**Provided records:**

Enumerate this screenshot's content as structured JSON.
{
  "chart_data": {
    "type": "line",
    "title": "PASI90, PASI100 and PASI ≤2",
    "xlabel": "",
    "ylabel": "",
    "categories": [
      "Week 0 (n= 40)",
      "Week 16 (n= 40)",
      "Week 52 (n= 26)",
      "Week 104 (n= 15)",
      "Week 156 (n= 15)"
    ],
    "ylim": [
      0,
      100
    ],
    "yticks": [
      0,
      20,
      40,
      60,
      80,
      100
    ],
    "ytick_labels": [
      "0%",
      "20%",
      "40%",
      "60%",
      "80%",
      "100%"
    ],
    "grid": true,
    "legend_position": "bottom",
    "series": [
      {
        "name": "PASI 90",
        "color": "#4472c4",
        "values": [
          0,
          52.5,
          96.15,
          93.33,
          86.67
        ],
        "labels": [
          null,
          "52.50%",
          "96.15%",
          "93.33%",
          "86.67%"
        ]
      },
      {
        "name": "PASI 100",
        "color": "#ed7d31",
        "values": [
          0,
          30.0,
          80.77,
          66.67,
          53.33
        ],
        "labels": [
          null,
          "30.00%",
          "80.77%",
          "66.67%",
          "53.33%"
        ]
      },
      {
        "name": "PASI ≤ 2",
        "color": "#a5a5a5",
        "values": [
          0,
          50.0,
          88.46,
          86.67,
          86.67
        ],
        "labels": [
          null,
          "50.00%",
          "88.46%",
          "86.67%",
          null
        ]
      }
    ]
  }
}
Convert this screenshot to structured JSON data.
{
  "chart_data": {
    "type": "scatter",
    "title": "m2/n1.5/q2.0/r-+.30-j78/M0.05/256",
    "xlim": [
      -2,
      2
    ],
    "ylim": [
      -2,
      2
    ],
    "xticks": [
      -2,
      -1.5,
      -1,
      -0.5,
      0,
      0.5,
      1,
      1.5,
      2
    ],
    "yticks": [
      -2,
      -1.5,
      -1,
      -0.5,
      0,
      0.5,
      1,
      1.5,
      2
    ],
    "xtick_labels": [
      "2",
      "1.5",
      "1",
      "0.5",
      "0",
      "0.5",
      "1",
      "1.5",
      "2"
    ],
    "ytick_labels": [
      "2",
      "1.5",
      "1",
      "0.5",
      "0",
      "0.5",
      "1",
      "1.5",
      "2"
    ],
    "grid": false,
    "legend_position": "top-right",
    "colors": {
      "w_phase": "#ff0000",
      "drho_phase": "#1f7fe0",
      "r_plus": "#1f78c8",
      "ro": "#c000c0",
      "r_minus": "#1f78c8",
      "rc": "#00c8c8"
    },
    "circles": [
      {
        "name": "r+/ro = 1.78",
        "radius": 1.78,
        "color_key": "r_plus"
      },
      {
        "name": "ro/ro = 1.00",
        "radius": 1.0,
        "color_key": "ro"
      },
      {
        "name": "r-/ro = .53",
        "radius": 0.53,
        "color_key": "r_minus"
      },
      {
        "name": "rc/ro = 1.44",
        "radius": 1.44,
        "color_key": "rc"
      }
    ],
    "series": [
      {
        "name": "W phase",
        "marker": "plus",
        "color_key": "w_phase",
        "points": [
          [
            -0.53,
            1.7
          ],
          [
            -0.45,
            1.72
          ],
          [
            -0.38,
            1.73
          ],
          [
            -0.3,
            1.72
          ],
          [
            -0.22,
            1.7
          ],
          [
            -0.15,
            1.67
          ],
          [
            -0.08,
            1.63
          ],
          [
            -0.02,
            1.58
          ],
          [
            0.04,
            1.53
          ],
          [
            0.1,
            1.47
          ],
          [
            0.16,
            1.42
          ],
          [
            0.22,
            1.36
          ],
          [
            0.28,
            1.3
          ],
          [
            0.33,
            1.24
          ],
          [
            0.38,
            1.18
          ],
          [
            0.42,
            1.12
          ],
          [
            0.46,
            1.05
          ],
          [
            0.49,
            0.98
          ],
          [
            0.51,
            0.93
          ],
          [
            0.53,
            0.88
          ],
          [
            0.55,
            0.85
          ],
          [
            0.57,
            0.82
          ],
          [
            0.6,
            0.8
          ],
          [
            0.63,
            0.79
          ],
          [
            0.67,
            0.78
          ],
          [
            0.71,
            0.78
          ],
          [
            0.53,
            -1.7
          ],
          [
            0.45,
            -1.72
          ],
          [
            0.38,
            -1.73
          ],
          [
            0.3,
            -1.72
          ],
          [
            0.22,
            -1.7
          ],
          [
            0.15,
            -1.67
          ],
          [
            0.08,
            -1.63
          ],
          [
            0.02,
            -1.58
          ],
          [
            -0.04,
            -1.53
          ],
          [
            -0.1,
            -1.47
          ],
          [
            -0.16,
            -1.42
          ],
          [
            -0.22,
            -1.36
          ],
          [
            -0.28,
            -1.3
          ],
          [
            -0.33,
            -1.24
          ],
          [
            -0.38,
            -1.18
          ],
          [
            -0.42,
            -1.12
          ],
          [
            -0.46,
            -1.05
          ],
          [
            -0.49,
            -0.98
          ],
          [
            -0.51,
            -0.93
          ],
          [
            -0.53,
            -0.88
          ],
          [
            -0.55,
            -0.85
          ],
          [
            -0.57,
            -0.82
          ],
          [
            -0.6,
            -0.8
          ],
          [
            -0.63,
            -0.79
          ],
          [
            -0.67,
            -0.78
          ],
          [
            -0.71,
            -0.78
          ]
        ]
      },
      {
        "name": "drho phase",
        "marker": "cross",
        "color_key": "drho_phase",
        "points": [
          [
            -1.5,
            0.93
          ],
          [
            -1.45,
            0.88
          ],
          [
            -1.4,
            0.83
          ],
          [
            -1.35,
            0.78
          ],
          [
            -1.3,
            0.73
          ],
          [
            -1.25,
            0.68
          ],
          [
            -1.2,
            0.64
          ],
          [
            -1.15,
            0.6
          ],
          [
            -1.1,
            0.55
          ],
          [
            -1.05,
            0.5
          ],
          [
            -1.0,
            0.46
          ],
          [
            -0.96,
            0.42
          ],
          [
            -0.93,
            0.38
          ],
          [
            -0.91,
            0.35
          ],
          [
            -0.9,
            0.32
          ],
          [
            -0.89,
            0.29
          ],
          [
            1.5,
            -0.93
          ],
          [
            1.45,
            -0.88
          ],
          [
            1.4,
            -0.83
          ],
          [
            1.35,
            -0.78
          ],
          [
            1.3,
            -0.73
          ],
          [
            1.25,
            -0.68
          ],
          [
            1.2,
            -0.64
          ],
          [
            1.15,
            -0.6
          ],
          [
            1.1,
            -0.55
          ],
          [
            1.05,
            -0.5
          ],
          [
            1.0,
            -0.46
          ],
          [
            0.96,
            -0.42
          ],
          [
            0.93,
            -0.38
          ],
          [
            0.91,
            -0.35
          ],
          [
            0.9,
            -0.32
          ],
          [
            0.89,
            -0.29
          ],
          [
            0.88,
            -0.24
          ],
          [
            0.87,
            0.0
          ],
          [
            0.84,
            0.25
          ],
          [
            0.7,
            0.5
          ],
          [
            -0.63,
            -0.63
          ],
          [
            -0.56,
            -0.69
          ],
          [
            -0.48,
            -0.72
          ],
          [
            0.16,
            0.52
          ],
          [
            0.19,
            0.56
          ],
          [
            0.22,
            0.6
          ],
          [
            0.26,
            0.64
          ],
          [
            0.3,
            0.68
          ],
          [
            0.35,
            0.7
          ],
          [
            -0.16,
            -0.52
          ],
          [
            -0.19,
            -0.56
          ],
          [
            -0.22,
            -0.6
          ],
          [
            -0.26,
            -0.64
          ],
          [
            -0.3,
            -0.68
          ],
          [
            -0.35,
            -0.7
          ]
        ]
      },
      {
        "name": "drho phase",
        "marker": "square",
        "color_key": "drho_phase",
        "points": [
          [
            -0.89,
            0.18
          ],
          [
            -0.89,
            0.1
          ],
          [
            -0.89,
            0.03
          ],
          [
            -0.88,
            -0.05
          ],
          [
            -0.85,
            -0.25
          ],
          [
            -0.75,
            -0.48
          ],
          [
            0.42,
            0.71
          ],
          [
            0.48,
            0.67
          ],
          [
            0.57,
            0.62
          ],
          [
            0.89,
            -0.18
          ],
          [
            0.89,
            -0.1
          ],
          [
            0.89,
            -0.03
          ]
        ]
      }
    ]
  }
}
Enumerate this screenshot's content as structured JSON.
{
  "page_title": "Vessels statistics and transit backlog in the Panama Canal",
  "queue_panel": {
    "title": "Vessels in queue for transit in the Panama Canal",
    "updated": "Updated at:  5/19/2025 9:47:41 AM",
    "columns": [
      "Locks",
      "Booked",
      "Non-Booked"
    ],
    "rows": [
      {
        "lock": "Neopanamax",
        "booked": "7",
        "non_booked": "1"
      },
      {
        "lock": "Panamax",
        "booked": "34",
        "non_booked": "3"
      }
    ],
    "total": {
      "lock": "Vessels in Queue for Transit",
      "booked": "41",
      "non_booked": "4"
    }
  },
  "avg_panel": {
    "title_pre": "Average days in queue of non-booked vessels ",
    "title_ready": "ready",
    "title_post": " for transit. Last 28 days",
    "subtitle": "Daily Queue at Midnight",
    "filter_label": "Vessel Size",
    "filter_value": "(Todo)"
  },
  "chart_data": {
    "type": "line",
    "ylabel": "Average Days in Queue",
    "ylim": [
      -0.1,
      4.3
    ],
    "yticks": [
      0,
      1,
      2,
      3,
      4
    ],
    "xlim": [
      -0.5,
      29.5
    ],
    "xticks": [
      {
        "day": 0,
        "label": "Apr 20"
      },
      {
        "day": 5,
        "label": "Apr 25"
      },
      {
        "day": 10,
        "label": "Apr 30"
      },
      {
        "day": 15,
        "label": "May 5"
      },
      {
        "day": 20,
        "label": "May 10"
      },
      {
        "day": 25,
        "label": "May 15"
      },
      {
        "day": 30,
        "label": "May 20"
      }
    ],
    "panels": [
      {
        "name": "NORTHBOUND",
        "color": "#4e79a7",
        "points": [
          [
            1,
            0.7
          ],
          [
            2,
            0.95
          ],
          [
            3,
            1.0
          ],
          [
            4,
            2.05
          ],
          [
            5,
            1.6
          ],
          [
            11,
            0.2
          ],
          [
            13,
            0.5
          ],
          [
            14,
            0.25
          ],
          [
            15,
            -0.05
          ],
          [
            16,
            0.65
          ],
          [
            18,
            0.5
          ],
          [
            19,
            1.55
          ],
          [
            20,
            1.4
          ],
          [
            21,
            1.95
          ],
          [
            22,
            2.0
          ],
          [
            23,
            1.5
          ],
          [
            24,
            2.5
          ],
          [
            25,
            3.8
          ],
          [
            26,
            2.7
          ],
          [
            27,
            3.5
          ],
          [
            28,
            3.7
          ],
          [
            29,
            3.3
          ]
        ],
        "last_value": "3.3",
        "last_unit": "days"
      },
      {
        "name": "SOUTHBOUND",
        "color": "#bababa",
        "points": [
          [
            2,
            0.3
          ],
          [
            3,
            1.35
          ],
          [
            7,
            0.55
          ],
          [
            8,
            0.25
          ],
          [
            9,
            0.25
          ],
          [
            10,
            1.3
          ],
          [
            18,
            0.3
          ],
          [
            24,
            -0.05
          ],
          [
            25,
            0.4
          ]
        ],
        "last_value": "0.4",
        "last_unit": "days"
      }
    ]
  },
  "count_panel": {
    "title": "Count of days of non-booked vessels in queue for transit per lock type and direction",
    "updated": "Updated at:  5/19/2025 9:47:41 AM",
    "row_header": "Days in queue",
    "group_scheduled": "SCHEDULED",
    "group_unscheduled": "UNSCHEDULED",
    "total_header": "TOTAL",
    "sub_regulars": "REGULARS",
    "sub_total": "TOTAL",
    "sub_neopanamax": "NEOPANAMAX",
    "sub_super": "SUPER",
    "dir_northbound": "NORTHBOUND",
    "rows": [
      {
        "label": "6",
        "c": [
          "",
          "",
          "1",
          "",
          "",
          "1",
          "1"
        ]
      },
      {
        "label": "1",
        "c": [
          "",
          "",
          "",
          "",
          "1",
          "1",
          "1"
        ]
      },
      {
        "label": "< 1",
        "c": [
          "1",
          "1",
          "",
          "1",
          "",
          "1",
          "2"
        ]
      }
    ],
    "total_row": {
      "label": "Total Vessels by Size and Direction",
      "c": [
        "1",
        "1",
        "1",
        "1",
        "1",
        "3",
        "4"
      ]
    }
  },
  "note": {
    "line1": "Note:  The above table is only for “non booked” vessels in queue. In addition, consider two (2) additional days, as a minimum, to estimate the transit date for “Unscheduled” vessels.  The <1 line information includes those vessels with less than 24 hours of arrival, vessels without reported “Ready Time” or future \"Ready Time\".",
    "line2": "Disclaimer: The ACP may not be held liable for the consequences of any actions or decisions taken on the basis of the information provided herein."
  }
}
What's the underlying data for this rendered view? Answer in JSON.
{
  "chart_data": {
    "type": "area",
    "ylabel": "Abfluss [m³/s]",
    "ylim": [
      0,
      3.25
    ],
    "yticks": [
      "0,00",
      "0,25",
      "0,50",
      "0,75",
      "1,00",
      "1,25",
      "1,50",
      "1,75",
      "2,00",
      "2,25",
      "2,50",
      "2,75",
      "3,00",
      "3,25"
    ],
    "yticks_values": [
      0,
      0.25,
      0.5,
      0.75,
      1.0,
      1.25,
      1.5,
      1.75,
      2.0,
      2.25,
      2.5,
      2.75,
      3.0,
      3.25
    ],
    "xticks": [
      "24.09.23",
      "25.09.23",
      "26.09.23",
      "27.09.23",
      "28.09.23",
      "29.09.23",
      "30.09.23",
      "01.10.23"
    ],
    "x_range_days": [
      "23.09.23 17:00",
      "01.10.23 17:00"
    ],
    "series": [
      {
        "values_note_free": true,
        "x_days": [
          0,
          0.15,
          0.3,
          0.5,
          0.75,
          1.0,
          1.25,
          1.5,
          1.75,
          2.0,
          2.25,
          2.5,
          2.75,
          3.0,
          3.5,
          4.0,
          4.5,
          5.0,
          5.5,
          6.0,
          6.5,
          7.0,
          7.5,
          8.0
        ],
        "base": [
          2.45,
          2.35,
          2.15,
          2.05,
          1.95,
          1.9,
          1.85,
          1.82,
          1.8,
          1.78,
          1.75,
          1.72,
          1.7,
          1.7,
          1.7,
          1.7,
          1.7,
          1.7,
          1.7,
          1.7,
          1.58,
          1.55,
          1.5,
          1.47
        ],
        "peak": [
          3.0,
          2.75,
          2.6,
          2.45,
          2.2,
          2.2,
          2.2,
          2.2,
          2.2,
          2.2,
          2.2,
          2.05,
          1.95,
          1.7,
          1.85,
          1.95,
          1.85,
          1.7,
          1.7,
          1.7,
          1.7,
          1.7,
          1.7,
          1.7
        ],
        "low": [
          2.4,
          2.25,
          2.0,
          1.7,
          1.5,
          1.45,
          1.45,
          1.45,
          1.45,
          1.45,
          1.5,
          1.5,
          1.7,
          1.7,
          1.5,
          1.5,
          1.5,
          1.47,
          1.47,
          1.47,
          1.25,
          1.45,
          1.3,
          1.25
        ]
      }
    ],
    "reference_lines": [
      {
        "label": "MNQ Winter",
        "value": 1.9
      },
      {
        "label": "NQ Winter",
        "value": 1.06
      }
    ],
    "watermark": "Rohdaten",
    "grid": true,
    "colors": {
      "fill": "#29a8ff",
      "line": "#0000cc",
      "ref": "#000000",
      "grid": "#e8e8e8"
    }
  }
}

**What to work on:**
Count the lines in the records above that contain the word "PASI", and give only that number.

**Final answer:**
4